> [Task goal] Output each entry verbatim and exclude every picture from it.

> [Data supplied]
▬▬▬

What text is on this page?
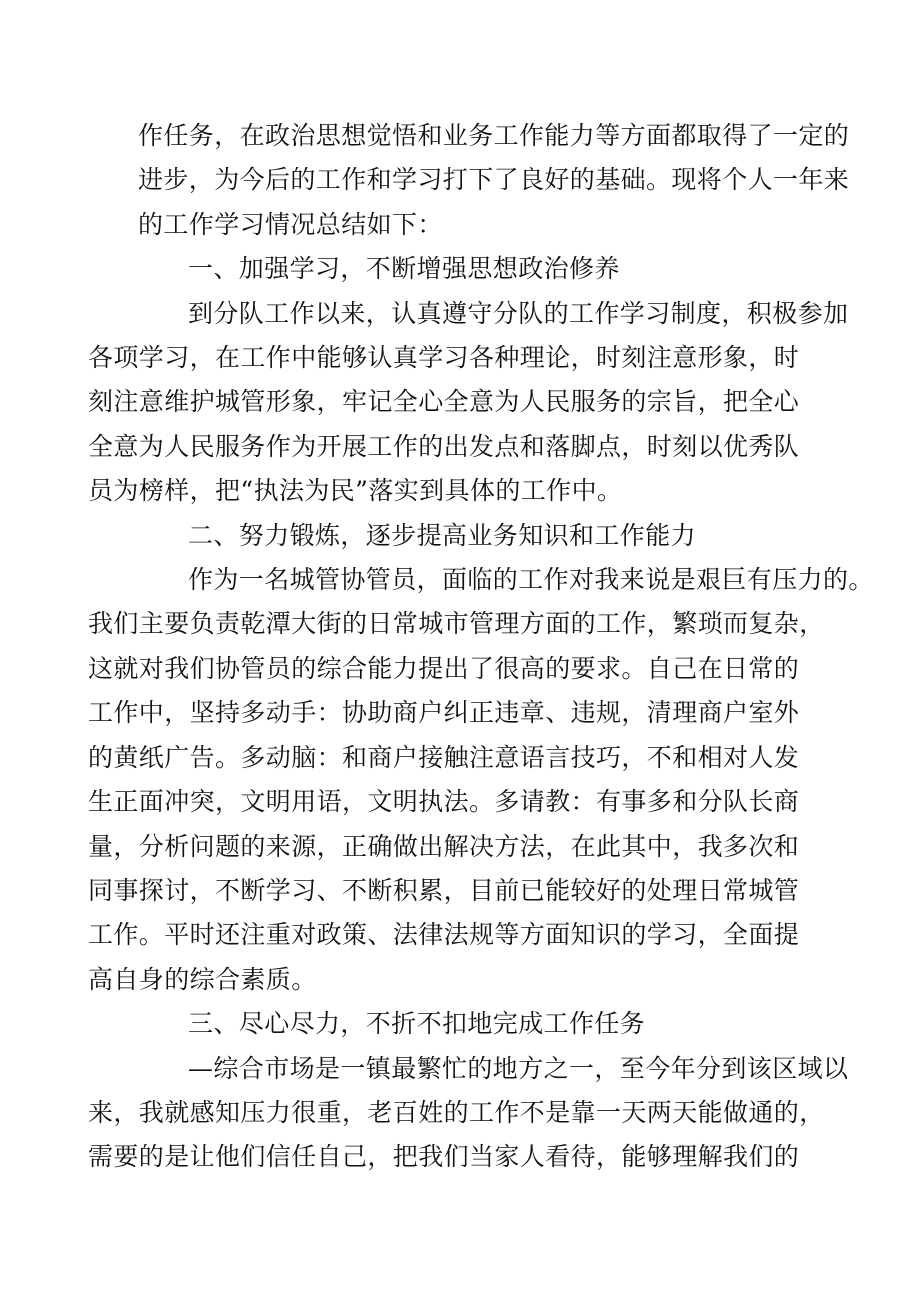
作任务，在政治思想觉悟和业务工作能力等方面都取得了一定的
进步，为今后的工作和学习打下了良好的基础。现将个人一年来
的工作学习情况总结如下：

一、加强学习，不断增强思想政治修养

到分队工作以来，认真遵守分队的工作学习制度，积极参加
各项学习，在工作中能够认真学习各种理论，时刻注意形象，时
刻注意维护城管形象，牢记全心全意为人民服务的宗旨，把全心
全意为人民服务作为开展工作的出发点和落脚点，时刻以优秀队
员为榜样，把“执法为民”落实到具体的工作中。

二、努力锻炼，逐步提高业务知识和工作能力

作为一名城管协管员，面临的工作对我来说是艰巨有压力的。
我们主要负责乾潭大街的日常城市管理方面的工作，繁琐而复杂，
这就对我们协管员的综合能力提出了很高的要求。自己在日常的
工作中，坚持多动手：协助商户纠正违章、违规，清理商户室外
的黄纸广告。多动脑：和商户接触注意语言技巧，不和相对人发
生正面冲突，文明用语，文明执法。多请教：有事多和分队长商
量，分析问题的来源，正确做出解决方法，在此其中，我多次和
同事探讨，不断学习、不断积累，目前已能较好的处理日常城管
工作。平时还注重对政策、法律法规等方面知识的学习，全面提
高自身的综合素质。

三、尽心尽力，不折不扣地完成工作任务

—综合市场是一镇最繁忙的地方之一，至今年分到该区域以
来，我就感知压力很重，老百姓的工作不是靠一天两天能做通的，
需要的是让他们信任自己，把我们当家人看待，能够理解我们的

▬▬▬

> [Full output]
What text is on this page?
作任务，在政治思想觉悟和业务工作能力等方面都取得了一定的
进步，为今后的工作和学习打下了良好的基础。现将个人一年来
的工作学习情况总结如下：

一、加强学习，不断增强思想政治修养

到分队工作以来，认真遵守分队的工作学习制度，积极参加
各项学习，在工作中能够认真学习各种理论，时刻注意形象，时
刻注意维护城管形象，牢记全心全意为人民服务的宗旨，把全心
全意为人民服务作为开展工作的出发点和落脚点，时刻以优秀队
员为榜样，把“执法为民”落实到具体的工作中。

二、努力锻炼，逐步提高业务知识和工作能力

作为一名城管协管员，面临的工作对我来说是艰巨有压力的。
我们主要负责乾潭大街的日常城市管理方面的工作，繁琐而复杂，
这就对我们协管员的综合能力提出了很高的要求。自己在日常的
工作中，坚持多动手：协助商户纠正违章、违规，清理商户室外
的黄纸广告。多动脑：和商户接触注意语言技巧，不和相对人发
生正面冲突，文明用语，文明执法。多请教：有事多和分队长商
量，分析问题的来源，正确做出解决方法，在此其中，我多次和
同事探讨，不断学习、不断积累，目前已能较好的处理日常城管
工作。平时还注重对政策、法律法规等方面知识的学习，全面提
高自身的综合素质。

三、尽心尽力，不折不扣地完成工作任务

—综合市场是一镇最繁忙的地方之一，至今年分到该区域以
来，我就感知压力很重，老百姓的工作不是靠一天两天能做通的，
需要的是让他们信任自己，把我们当家人看待，能够理解我们的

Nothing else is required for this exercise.